- [Task to carry out]: Repeat the records below exactly, leaving out any pictures.

Stored data:
BEGIN
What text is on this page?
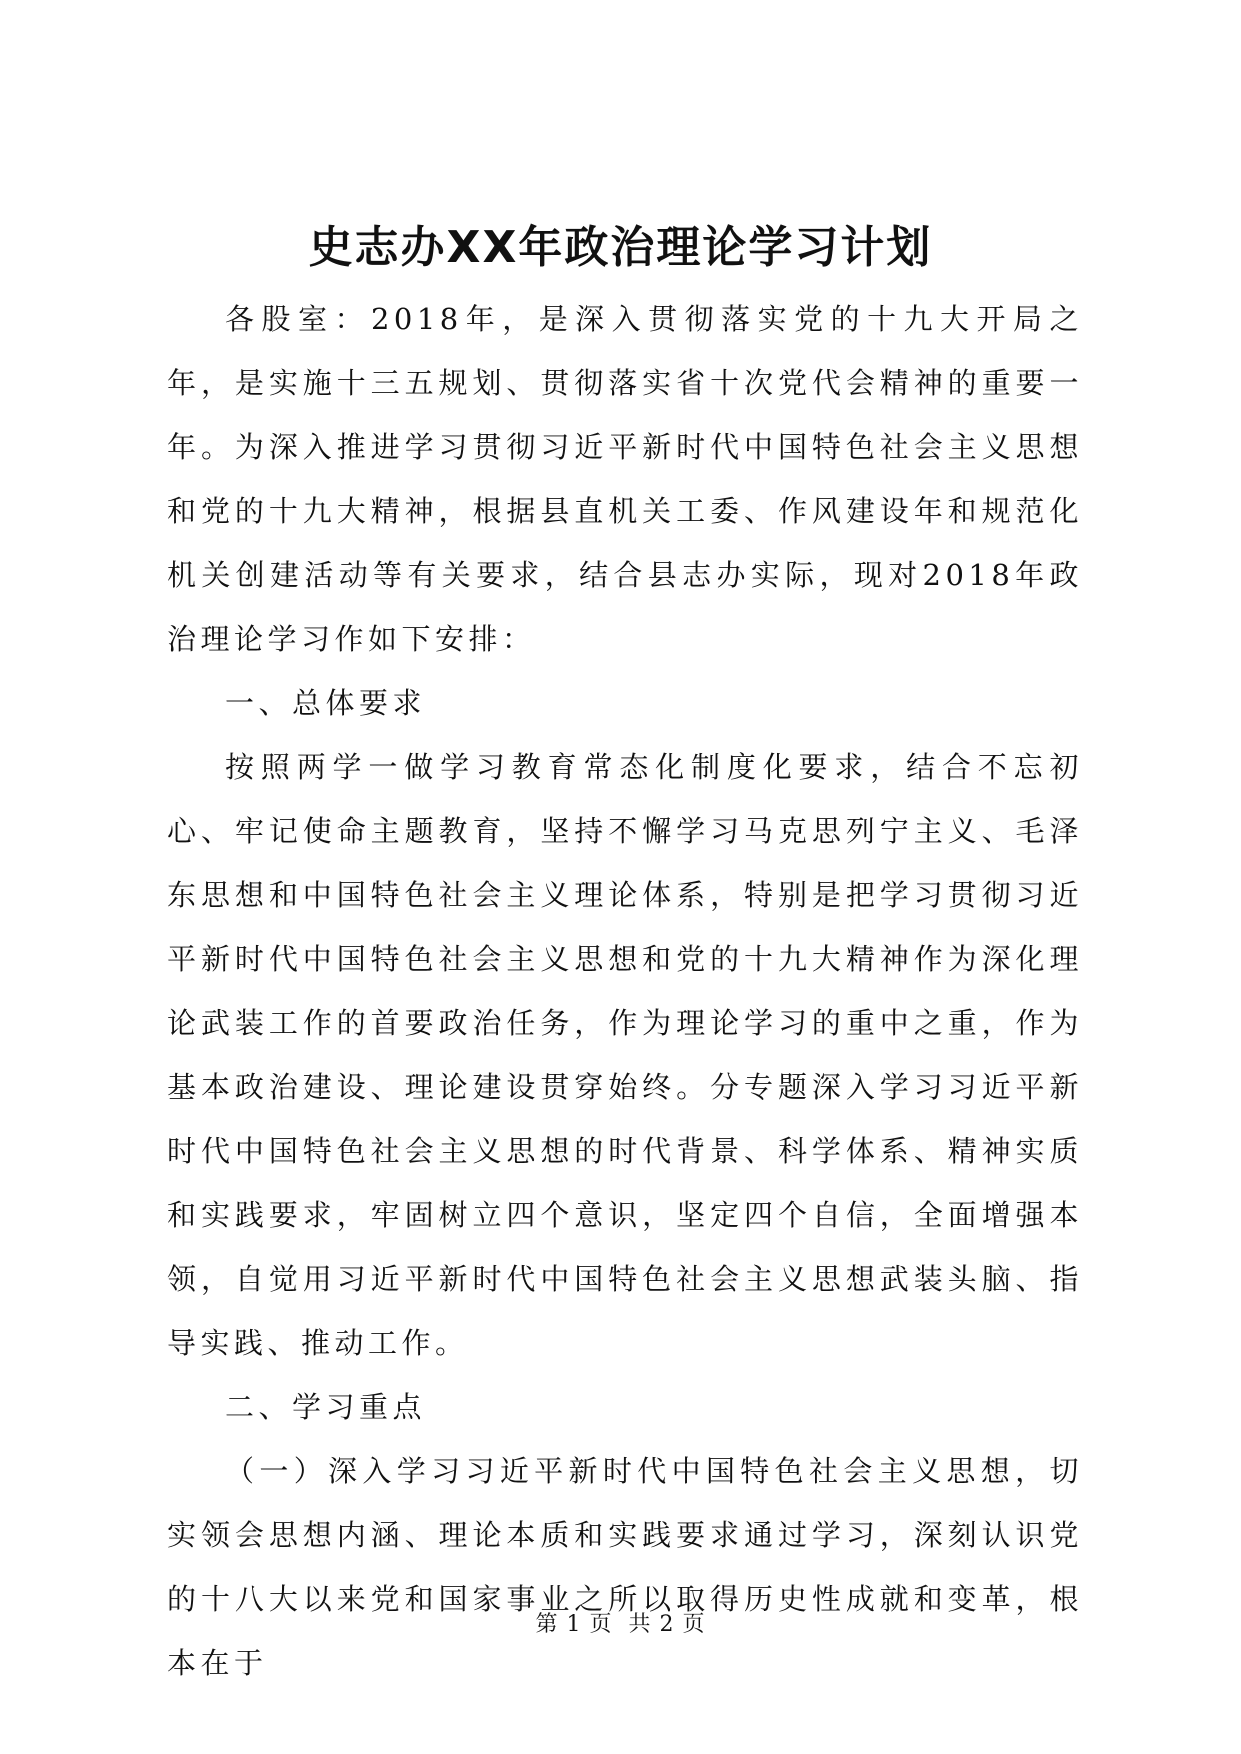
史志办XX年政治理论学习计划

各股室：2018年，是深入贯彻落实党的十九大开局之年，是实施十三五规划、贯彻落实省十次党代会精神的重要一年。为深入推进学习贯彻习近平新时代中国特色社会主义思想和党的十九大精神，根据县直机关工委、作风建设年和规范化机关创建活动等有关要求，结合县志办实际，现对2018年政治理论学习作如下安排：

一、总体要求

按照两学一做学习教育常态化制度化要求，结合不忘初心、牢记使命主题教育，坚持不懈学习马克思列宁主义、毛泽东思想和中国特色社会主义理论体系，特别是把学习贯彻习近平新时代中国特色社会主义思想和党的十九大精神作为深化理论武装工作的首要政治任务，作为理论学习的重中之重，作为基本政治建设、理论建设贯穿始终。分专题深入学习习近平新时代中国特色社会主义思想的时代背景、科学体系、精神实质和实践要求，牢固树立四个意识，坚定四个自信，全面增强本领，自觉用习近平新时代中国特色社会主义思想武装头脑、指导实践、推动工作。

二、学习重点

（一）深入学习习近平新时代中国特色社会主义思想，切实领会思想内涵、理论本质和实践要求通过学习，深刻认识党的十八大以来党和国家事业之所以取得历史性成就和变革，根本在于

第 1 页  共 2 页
END
- [Complete output]:
What text is on this page?
史志办XX年政治理论学习计划

各股室：2018年，是深入贯彻落实党的十九大开局之年，是实施十三五规划、贯彻落实省十次党代会精神的重要一年。为深入推进学习贯彻习近平新时代中国特色社会主义思想和党的十九大精神，根据县直机关工委、作风建设年和规范化机关创建活动等有关要求，结合县志办实际，现对2018年政治理论学习作如下安排：

一、总体要求

按照两学一做学习教育常态化制度化要求，结合不忘初心、牢记使命主题教育，坚持不懈学习马克思列宁主义、毛泽东思想和中国特色社会主义理论体系，特别是把学习贯彻习近平新时代中国特色社会主义思想和党的十九大精神作为深化理论武装工作的首要政治任务，作为理论学习的重中之重，作为基本政治建设、理论建设贯穿始终。分专题深入学习习近平新时代中国特色社会主义思想的时代背景、科学体系、精神实质和实践要求，牢固树立四个意识，坚定四个自信，全面增强本领，自觉用习近平新时代中国特色社会主义思想武装头脑、指导实践、推动工作。

二、学习重点

（一）深入学习习近平新时代中国特色社会主义思想，切实领会思想内涵、理论本质和实践要求通过学习，深刻认识党的十八大以来党和国家事业之所以取得历史性成就和变革，根本在于

第 1 页  共 2 页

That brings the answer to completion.